Transcribe all of the material below word for word and leave out its pictures.

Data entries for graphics

--- --- ---

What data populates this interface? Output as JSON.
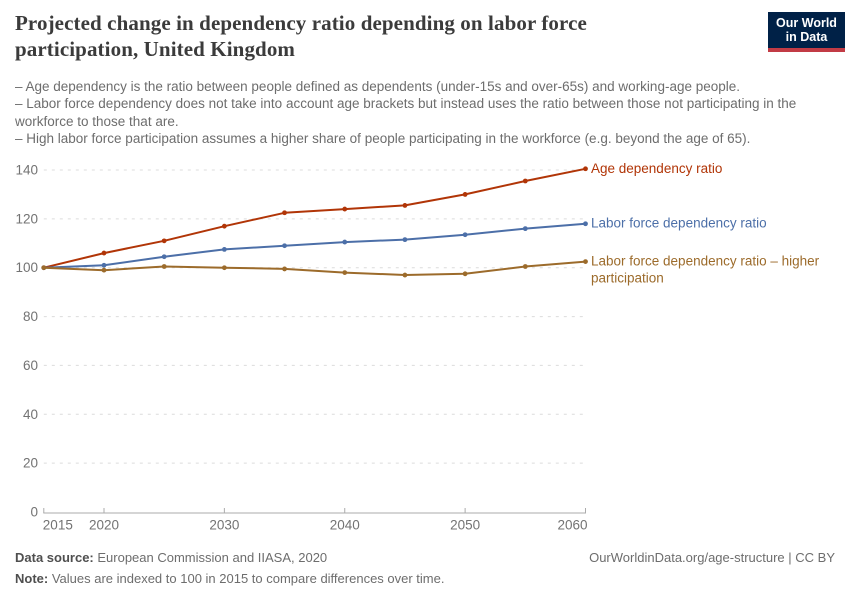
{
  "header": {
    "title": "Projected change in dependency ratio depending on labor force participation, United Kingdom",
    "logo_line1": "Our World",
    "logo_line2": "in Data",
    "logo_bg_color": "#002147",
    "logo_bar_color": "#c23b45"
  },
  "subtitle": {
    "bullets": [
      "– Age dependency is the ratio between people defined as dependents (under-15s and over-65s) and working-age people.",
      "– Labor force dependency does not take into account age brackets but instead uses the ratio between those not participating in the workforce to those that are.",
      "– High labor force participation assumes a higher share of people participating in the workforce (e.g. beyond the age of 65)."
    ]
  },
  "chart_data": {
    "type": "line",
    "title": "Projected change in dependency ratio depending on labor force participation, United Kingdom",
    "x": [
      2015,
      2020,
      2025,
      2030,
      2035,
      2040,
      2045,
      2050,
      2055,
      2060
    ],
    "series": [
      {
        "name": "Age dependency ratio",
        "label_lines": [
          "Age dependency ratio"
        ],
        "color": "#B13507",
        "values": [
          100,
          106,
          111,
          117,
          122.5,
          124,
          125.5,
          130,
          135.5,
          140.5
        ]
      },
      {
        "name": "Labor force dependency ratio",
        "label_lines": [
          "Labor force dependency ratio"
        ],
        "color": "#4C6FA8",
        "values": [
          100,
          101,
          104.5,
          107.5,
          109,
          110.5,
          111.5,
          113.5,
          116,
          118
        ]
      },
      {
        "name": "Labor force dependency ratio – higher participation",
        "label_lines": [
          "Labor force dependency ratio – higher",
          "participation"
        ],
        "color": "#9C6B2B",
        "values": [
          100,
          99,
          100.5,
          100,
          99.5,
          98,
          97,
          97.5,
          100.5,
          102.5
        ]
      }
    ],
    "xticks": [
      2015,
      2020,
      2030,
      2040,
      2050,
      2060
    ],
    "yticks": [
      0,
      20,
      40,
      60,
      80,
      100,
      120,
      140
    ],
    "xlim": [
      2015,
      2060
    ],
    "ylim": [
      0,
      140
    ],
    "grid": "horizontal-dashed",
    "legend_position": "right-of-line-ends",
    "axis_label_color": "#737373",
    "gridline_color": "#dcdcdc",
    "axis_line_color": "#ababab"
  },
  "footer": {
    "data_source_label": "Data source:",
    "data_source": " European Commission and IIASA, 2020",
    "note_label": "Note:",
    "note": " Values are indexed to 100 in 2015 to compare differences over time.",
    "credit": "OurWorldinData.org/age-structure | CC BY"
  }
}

--- --- ---

• [REPLY TO THE TASK]:
What data populates this interface? Output as JSON.
{
  "header": {
    "title": "Projected change in dependency ratio depending on labor force participation, United Kingdom",
    "logo_line1": "Our World",
    "logo_line2": "in Data",
    "logo_bg_color": "#002147",
    "logo_bar_color": "#c23b45"
  },
  "subtitle": {
    "bullets": [
      "– Age dependency is the ratio between people defined as dependents (under-15s and over-65s) and working-age people.",
      "– Labor force dependency does not take into account age brackets but instead uses the ratio between those not participating in the workforce to those that are.",
      "– High labor force participation assumes a higher share of people participating in the workforce (e.g. beyond the age of 65)."
    ]
  },
  "chart_data": {
    "type": "line",
    "title": "Projected change in dependency ratio depending on labor force participation, United Kingdom",
    "x": [
      2015,
      2020,
      2025,
      2030,
      2035,
      2040,
      2045,
      2050,
      2055,
      2060
    ],
    "series": [
      {
        "name": "Age dependency ratio",
        "label_lines": [
          "Age dependency ratio"
        ],
        "color": "#B13507",
        "values": [
          100,
          106,
          111,
          117,
          122.5,
          124,
          125.5,
          130,
          135.5,
          140.5
        ]
      },
      {
        "name": "Labor force dependency ratio",
        "label_lines": [
          "Labor force dependency ratio"
        ],
        "color": "#4C6FA8",
        "values": [
          100,
          101,
          104.5,
          107.5,
          109,
          110.5,
          111.5,
          113.5,
          116,
          118
        ]
      },
      {
        "name": "Labor force dependency ratio – higher participation",
        "label_lines": [
          "Labor force dependency ratio – higher",
          "participation"
        ],
        "color": "#9C6B2B",
        "values": [
          100,
          99,
          100.5,
          100,
          99.5,
          98,
          97,
          97.5,
          100.5,
          102.5
        ]
      }
    ],
    "xticks": [
      2015,
      2020,
      2030,
      2040,
      2050,
      2060
    ],
    "yticks": [
      0,
      20,
      40,
      60,
      80,
      100,
      120,
      140
    ],
    "xlim": [
      2015,
      2060
    ],
    "ylim": [
      0,
      140
    ],
    "grid": "horizontal-dashed",
    "legend_position": "right-of-line-ends",
    "axis_label_color": "#737373",
    "gridline_color": "#dcdcdc",
    "axis_line_color": "#ababab"
  },
  "footer": {
    "data_source_label": "Data source:",
    "data_source": " European Commission and IIASA, 2020",
    "note_label": "Note:",
    "note": " Values are indexed to 100 in 2015 to compare differences over time.",
    "credit": "OurWorldinData.org/age-structure | CC BY"
  }
}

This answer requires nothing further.